Stated problem ->
Pull out every line containing the string "color".

[Data records]
* * * * *
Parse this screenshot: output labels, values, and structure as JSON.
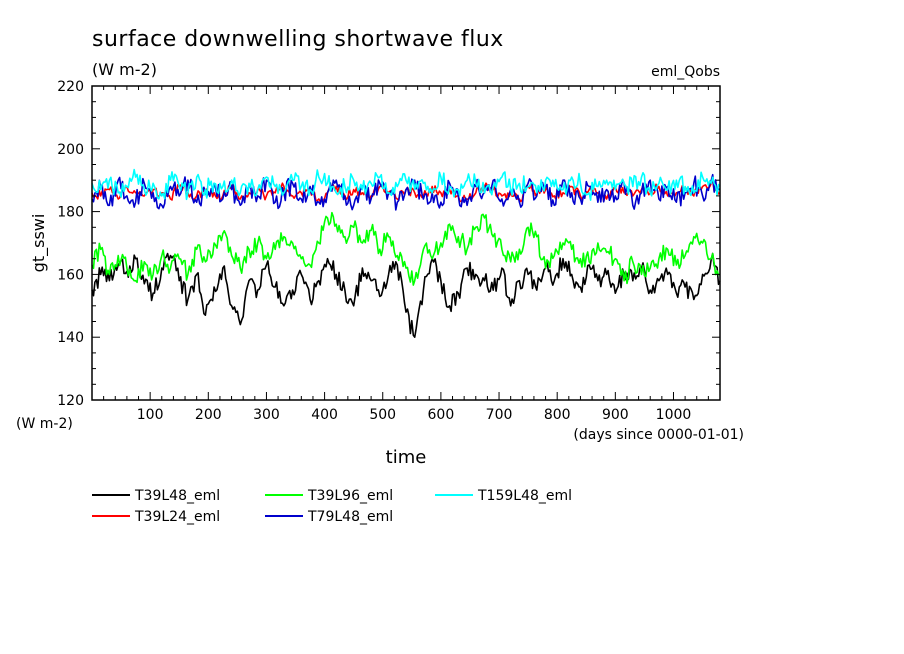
{
  "chart_data": {
    "type": "line",
    "title": "surface downwelling shortwave flux",
    "subtitle": "(W m-2)",
    "annotation_right": "eml_Qobs",
    "ylabel": "gt_sswi",
    "yunit": "(W m-2)",
    "xlabel": "time",
    "xunit": "(days since 0000-01-01)",
    "xlim": [
      0,
      1080
    ],
    "ylim": [
      120,
      220
    ],
    "xticks": [
      100,
      200,
      300,
      400,
      500,
      600,
      700,
      800,
      900,
      1000
    ],
    "yticks": [
      120,
      140,
      160,
      180,
      200,
      220
    ],
    "grid": false,
    "legend_position": "bottom",
    "series": [
      {
        "name": "T39L48_eml",
        "color": "#000000",
        "x": [
          0,
          15,
          30,
          45,
          60,
          75,
          90,
          105,
          120,
          135,
          150,
          165,
          180,
          195,
          210,
          225,
          240,
          255,
          270,
          285,
          300,
          315,
          330,
          345,
          360,
          375,
          390,
          405,
          420,
          435,
          450,
          465,
          480,
          495,
          510,
          525,
          540,
          555,
          570,
          585,
          600,
          615,
          630,
          645,
          660,
          675,
          690,
          705,
          720,
          735,
          750,
          765,
          780,
          795,
          810,
          825,
          840,
          855,
          870,
          885,
          900,
          915,
          930,
          945,
          960,
          975,
          990,
          1005,
          1020,
          1035,
          1050,
          1065,
          1080
        ],
        "values": [
          155,
          160,
          158,
          163,
          161,
          165,
          157,
          154,
          162,
          166,
          158,
          152,
          160,
          147,
          156,
          162,
          150,
          144,
          158,
          155,
          163,
          156,
          150,
          155,
          160,
          152,
          158,
          165,
          160,
          155,
          150,
          162,
          158,
          153,
          160,
          163,
          148,
          140,
          155,
          165,
          158,
          150,
          154,
          162,
          160,
          158,
          155,
          162,
          150,
          158,
          160,
          155,
          162,
          158,
          165,
          160,
          156,
          163,
          158,
          160,
          154,
          160,
          158,
          162,
          155,
          158,
          160,
          154,
          156,
          152,
          160,
          165,
          158
        ]
      },
      {
        "name": "T39L24_eml",
        "color": "#ff0000",
        "x": [
          0,
          15,
          30,
          45,
          60,
          75,
          90,
          105,
          120,
          135,
          150,
          165,
          180,
          195,
          210,
          225,
          240,
          255,
          270,
          285,
          300,
          315,
          330,
          345,
          360,
          375,
          390,
          405,
          420,
          435,
          450,
          465,
          480,
          495,
          510,
          525,
          540,
          555,
          570,
          585,
          600,
          615,
          630,
          645,
          660,
          675,
          690,
          705,
          720,
          735,
          750,
          765,
          780,
          795,
          810,
          825,
          840,
          855,
          870,
          885,
          900,
          915,
          930,
          945,
          960,
          975,
          990,
          1005,
          1020,
          1035,
          1050,
          1065,
          1080
        ],
        "values": [
          186,
          185,
          187,
          184,
          188,
          186,
          185,
          187,
          186,
          184,
          188,
          186,
          185,
          187,
          186,
          185,
          188,
          184,
          186,
          187,
          185,
          186,
          188,
          185,
          186,
          187,
          184,
          186,
          188,
          185,
          187,
          186,
          185,
          188,
          186,
          184,
          187,
          186,
          185,
          188,
          186,
          187,
          185,
          184,
          186,
          188,
          187,
          185,
          186,
          184,
          188,
          186,
          187,
          185,
          186,
          188,
          185,
          187,
          186,
          184,
          188,
          186,
          185,
          187,
          186,
          188,
          185,
          186,
          187,
          185,
          188,
          189,
          186
        ]
      },
      {
        "name": "T39L96_eml",
        "color": "#00ff00",
        "x": [
          0,
          15,
          30,
          45,
          60,
          75,
          90,
          105,
          120,
          135,
          150,
          165,
          180,
          195,
          210,
          225,
          240,
          255,
          270,
          285,
          300,
          315,
          330,
          345,
          360,
          375,
          390,
          405,
          420,
          435,
          450,
          465,
          480,
          495,
          510,
          525,
          540,
          555,
          570,
          585,
          600,
          615,
          630,
          645,
          660,
          675,
          690,
          705,
          720,
          735,
          750,
          765,
          780,
          795,
          810,
          825,
          840,
          855,
          870,
          885,
          900,
          915,
          930,
          945,
          960,
          975,
          990,
          1005,
          1020,
          1035,
          1050,
          1065,
          1080
        ],
        "values": [
          163,
          168,
          160,
          166,
          162,
          158,
          164,
          160,
          166,
          162,
          165,
          160,
          168,
          164,
          170,
          173,
          166,
          162,
          168,
          170,
          165,
          168,
          172,
          170,
          165,
          163,
          170,
          178,
          176,
          172,
          175,
          170,
          174,
          168,
          172,
          166,
          162,
          158,
          168,
          165,
          170,
          176,
          172,
          168,
          175,
          178,
          172,
          168,
          164,
          168,
          175,
          172,
          162,
          166,
          170,
          168,
          165,
          164,
          170,
          167,
          165,
          158,
          164,
          160,
          162,
          165,
          168,
          163,
          166,
          172,
          170,
          165,
          160
        ]
      },
      {
        "name": "T79L48_eml",
        "color": "#0000cc",
        "x": [
          0,
          15,
          30,
          45,
          60,
          75,
          90,
          105,
          120,
          135,
          150,
          165,
          180,
          195,
          210,
          225,
          240,
          255,
          270,
          285,
          300,
          315,
          330,
          345,
          360,
          375,
          390,
          405,
          420,
          435,
          450,
          465,
          480,
          495,
          510,
          525,
          540,
          555,
          570,
          585,
          600,
          615,
          630,
          645,
          660,
          675,
          690,
          705,
          720,
          735,
          750,
          765,
          780,
          795,
          810,
          825,
          840,
          855,
          870,
          885,
          900,
          915,
          930,
          945,
          960,
          975,
          990,
          1005,
          1020,
          1035,
          1050,
          1065,
          1080
        ],
        "values": [
          184,
          188,
          182,
          190,
          185,
          183,
          189,
          186,
          182,
          188,
          185,
          190,
          183,
          186,
          189,
          184,
          187,
          182,
          188,
          185,
          190,
          183,
          186,
          189,
          184,
          188,
          183,
          186,
          190,
          185,
          182,
          188,
          184,
          189,
          186,
          183,
          187,
          190,
          184,
          186,
          183,
          189,
          185,
          182,
          188,
          186,
          190,
          184,
          187,
          183,
          189,
          185,
          188,
          182,
          190,
          186,
          184,
          188,
          183,
          187,
          185,
          189,
          182,
          186,
          190,
          184,
          188,
          183,
          186,
          189,
          185,
          190,
          187
        ]
      },
      {
        "name": "T159L48_eml",
        "color": "#00ffff",
        "x": [
          0,
          15,
          30,
          45,
          60,
          75,
          90,
          105,
          120,
          135,
          150,
          165,
          180,
          195,
          210,
          225,
          240,
          255,
          270,
          285,
          300,
          315,
          330,
          345,
          360,
          375,
          390,
          405,
          420,
          435,
          450,
          465,
          480,
          495,
          510,
          525,
          540,
          555,
          570,
          585,
          600,
          615,
          630,
          645,
          660,
          675,
          690,
          705,
          720,
          735,
          750,
          765,
          780,
          795,
          810,
          825,
          840,
          855,
          870,
          885,
          900,
          915,
          930,
          945,
          960,
          975,
          990,
          1005,
          1020,
          1035,
          1050,
          1065,
          1080
        ],
        "values": [
          189,
          187,
          190,
          186,
          188,
          191,
          187,
          189,
          185,
          190,
          188,
          186,
          191,
          187,
          189,
          188,
          190,
          186,
          189,
          187,
          191,
          188,
          186,
          190,
          188,
          187,
          191,
          189,
          186,
          188,
          190,
          187,
          189,
          191,
          186,
          188,
          190,
          187,
          189,
          186,
          191,
          188,
          187,
          190,
          189,
          186,
          188,
          191,
          187,
          189,
          188,
          186,
          190,
          188,
          187,
          191,
          189,
          186,
          188,
          190,
          187,
          189,
          188,
          191,
          186,
          189,
          187,
          190,
          188,
          186,
          191,
          189,
          188
        ]
      }
    ]
  }
}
* * * * *
Complete output ->
        "color": "#000000",
        "color": "#ff0000",
        "color": "#00ff00",
        "color": "#0000cc",
        "color": "#00ffff",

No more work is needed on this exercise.